-------- Supplied data
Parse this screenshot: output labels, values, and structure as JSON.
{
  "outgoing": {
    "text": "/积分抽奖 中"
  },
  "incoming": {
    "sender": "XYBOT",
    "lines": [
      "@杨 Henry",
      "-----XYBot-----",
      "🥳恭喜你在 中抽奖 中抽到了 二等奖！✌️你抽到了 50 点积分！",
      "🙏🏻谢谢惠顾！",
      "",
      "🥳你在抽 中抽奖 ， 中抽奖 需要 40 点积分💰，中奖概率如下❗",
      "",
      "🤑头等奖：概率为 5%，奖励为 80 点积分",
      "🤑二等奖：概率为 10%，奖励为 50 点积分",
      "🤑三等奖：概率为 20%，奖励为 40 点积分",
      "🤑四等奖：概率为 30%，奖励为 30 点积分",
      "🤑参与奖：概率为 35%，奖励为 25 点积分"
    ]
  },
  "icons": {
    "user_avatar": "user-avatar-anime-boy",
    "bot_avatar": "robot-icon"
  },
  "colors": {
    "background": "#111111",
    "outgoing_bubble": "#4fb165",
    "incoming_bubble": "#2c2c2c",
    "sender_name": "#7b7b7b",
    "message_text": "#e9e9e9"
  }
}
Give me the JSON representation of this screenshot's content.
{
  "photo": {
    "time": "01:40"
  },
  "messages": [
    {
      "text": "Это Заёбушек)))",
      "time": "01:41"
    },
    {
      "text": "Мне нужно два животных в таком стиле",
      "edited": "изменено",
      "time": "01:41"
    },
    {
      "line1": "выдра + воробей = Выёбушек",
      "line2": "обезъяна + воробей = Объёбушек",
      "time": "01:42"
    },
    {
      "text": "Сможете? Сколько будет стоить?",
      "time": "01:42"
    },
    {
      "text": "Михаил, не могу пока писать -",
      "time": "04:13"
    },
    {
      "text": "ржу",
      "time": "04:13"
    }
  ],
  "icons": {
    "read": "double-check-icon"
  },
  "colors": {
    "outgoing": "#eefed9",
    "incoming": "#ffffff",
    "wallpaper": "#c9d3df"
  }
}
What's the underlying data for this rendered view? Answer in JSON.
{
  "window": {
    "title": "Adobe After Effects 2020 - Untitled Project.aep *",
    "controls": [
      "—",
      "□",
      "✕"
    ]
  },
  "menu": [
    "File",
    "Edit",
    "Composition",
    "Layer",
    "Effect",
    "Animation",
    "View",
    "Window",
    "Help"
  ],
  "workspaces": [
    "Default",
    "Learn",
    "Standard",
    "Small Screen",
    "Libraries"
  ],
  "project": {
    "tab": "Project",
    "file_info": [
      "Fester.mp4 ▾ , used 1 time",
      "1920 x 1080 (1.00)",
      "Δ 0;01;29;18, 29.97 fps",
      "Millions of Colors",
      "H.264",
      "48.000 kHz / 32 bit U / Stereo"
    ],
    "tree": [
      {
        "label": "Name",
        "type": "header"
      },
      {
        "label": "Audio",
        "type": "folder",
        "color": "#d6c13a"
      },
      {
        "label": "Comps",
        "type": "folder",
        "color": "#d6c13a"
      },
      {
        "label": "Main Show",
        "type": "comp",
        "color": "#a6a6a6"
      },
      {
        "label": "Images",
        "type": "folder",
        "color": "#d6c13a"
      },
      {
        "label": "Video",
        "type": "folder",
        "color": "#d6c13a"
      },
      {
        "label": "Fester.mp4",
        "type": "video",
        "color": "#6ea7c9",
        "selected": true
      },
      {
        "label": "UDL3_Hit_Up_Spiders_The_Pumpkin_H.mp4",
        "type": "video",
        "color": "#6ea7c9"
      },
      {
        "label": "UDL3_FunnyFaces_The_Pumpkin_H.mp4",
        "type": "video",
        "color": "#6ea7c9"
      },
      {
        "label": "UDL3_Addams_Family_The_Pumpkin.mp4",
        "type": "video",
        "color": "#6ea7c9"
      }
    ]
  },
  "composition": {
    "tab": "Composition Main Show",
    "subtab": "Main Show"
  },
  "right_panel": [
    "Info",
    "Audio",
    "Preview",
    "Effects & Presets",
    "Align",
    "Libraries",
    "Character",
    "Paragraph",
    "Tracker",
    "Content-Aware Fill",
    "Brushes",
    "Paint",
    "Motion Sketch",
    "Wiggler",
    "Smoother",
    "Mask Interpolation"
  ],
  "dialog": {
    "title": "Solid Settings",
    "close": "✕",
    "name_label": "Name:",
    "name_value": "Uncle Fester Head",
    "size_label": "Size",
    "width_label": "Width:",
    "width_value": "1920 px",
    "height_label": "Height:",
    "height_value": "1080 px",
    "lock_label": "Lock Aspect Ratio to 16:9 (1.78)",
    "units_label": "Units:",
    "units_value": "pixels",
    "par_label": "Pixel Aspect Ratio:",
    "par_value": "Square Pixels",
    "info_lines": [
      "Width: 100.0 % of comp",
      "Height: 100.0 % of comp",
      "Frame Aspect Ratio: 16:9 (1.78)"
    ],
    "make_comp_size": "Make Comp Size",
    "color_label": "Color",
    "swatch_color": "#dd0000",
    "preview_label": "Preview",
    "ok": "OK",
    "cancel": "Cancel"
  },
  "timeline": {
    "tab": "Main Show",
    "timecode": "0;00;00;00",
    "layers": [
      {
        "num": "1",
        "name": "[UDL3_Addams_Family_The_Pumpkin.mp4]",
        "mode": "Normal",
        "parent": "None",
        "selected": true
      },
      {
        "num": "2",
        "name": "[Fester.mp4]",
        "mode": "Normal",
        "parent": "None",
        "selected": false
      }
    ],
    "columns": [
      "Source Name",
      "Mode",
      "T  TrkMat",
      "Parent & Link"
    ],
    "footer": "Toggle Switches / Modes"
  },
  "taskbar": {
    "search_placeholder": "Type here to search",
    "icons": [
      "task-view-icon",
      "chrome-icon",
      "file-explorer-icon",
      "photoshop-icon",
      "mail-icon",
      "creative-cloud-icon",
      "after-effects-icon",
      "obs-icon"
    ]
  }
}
----------------
§ **Requirements**:
Take the lines above and retype all of them exactly.

§ **The result**:
Parse this screenshot: output labels, values, and structure as JSON.
{
  "outgoing": {
    "text": "/积分抽奖 中"
  },
  "incoming": {
    "sender": "XYBOT",
    "lines": [
      "@杨 Henry",
      "-----XYBot-----",
      "🥳恭喜你在 中抽奖 中抽到了 二等奖！✌️你抽到了 50 点积分！",
      "🙏🏻谢谢惠顾！",
      "",
      "🥳你在抽 中抽奖 ， 中抽奖 需要 40 点积分💰，中奖概率如下❗",
      "",
      "🤑头等奖：概率为 5%，奖励为 80 点积分",
      "🤑二等奖：概率为 10%，奖励为 50 点积分",
      "🤑三等奖：概率为 20%，奖励为 40 点积分",
      "🤑四等奖：概率为 30%，奖励为 30 点积分",
      "🤑参与奖：概率为 35%，奖励为 25 点积分"
    ]
  },
  "icons": {
    "user_avatar": "user-avatar-anime-boy",
    "bot_avatar": "robot-icon"
  },
  "colors": {
    "background": "#111111",
    "outgoing_bubble": "#4fb165",
    "incoming_bubble": "#2c2c2c",
    "sender_name": "#7b7b7b",
    "message_text": "#e9e9e9"
  }
}
Give me the JSON representation of this screenshot's content.
{
  "photo": {
    "time": "01:40"
  },
  "messages": [
    {
      "text": "Это Заёбушек)))",
      "time": "01:41"
    },
    {
      "text": "Мне нужно два животных в таком стиле",
      "edited": "изменено",
      "time": "01:41"
    },
    {
      "line1": "выдра + воробей = Выёбушек",
      "line2": "обезъяна + воробей = Объёбушек",
      "time": "01:42"
    },
    {
      "text": "Сможете? Сколько будет стоить?",
      "time": "01:42"
    },
    {
      "text": "Михаил, не могу пока писать -",
      "time": "04:13"
    },
    {
      "text": "ржу",
      "time": "04:13"
    }
  ],
  "icons": {
    "read": "double-check-icon"
  },
  "colors": {
    "outgoing": "#eefed9",
    "incoming": "#ffffff",
    "wallpaper": "#c9d3df"
  }
}
What's the underlying data for this rendered view? Answer in JSON.
{
  "window": {
    "title": "Adobe After Effects 2020 - Untitled Project.aep *",
    "controls": [
      "—",
      "□",
      "✕"
    ]
  },
  "menu": [
    "File",
    "Edit",
    "Composition",
    "Layer",
    "Effect",
    "Animation",
    "View",
    "Window",
    "Help"
  ],
  "workspaces": [
    "Default",
    "Learn",
    "Standard",
    "Small Screen",
    "Libraries"
  ],
  "project": {
    "tab": "Project",
    "file_info": [
      "Fester.mp4 ▾ , used 1 time",
      "1920 x 1080 (1.00)",
      "Δ 0;01;29;18, 29.97 fps",
      "Millions of Colors",
      "H.264",
      "48.000 kHz / 32 bit U / Stereo"
    ],
    "tree": [
      {
        "label": "Name",
        "type": "header"
      },
      {
        "label": "Audio",
        "type": "folder",
        "color": "#d6c13a"
      },
      {
        "label": "Comps",
        "type": "folder",
        "color": "#d6c13a"
      },
      {
        "label": "Main Show",
        "type": "comp",
        "color": "#a6a6a6"
      },
      {
        "label": "Images",
        "type": "folder",
        "color": "#d6c13a"
      },
      {
        "label": "Video",
        "type": "folder",
        "color": "#d6c13a"
      },
      {
        "label": "Fester.mp4",
        "type": "video",
        "color": "#6ea7c9",
        "selected": true
      },
      {
        "label": "UDL3_Hit_Up_Spiders_The_Pumpkin_H.mp4",
        "type": "video",
        "color": "#6ea7c9"
      },
      {
        "label": "UDL3_FunnyFaces_The_Pumpkin_H.mp4",
        "type": "video",
        "color": "#6ea7c9"
      },
      {
        "label": "UDL3_Addams_Family_The_Pumpkin.mp4",
        "type": "video",
        "color": "#6ea7c9"
      }
    ]
  },
  "composition": {
    "tab": "Composition Main Show",
    "subtab": "Main Show"
  },
  "right_panel": [
    "Info",
    "Audio",
    "Preview",
    "Effects & Presets",
    "Align",
    "Libraries",
    "Character",
    "Paragraph",
    "Tracker",
    "Content-Aware Fill",
    "Brushes",
    "Paint",
    "Motion Sketch",
    "Wiggler",
    "Smoother",
    "Mask Interpolation"
  ],
  "dialog": {
    "title": "Solid Settings",
    "close": "✕",
    "name_label": "Name:",
    "name_value": "Uncle Fester Head",
    "size_label": "Size",
    "width_label": "Width:",
    "width_value": "1920 px",
    "height_label": "Height:",
    "height_value": "1080 px",
    "lock_label": "Lock Aspect Ratio to 16:9 (1.78)",
    "units_label": "Units:",
    "units_value": "pixels",
    "par_label": "Pixel Aspect Ratio:",
    "par_value": "Square Pixels",
    "info_lines": [
      "Width: 100.0 % of comp",
      "Height: 100.0 % of comp",
      "Frame Aspect Ratio: 16:9 (1.78)"
    ],
    "make_comp_size": "Make Comp Size",
    "color_label": "Color",
    "swatch_color": "#dd0000",
    "preview_label": "Preview",
    "ok": "OK",
    "cancel": "Cancel"
  },
  "timeline": {
    "tab": "Main Show",
    "timecode": "0;00;00;00",
    "layers": [
      {
        "num": "1",
        "name": "[UDL3_Addams_Family_The_Pumpkin.mp4]",
        "mode": "Normal",
        "parent": "None",
        "selected": true
      },
      {
        "num": "2",
        "name": "[Fester.mp4]",
        "mode": "Normal",
        "parent": "None",
        "selected": false
      }
    ],
    "columns": [
      "Source Name",
      "Mode",
      "T  TrkMat",
      "Parent & Link"
    ],
    "footer": "Toggle Switches / Modes"
  },
  "taskbar": {
    "search_placeholder": "Type here to search",
    "icons": [
      "task-view-icon",
      "chrome-icon",
      "file-explorer-icon",
      "photoshop-icon",
      "mail-icon",
      "creative-cloud-icon",
      "after-effects-icon",
      "obs-icon"
    ]
  }
}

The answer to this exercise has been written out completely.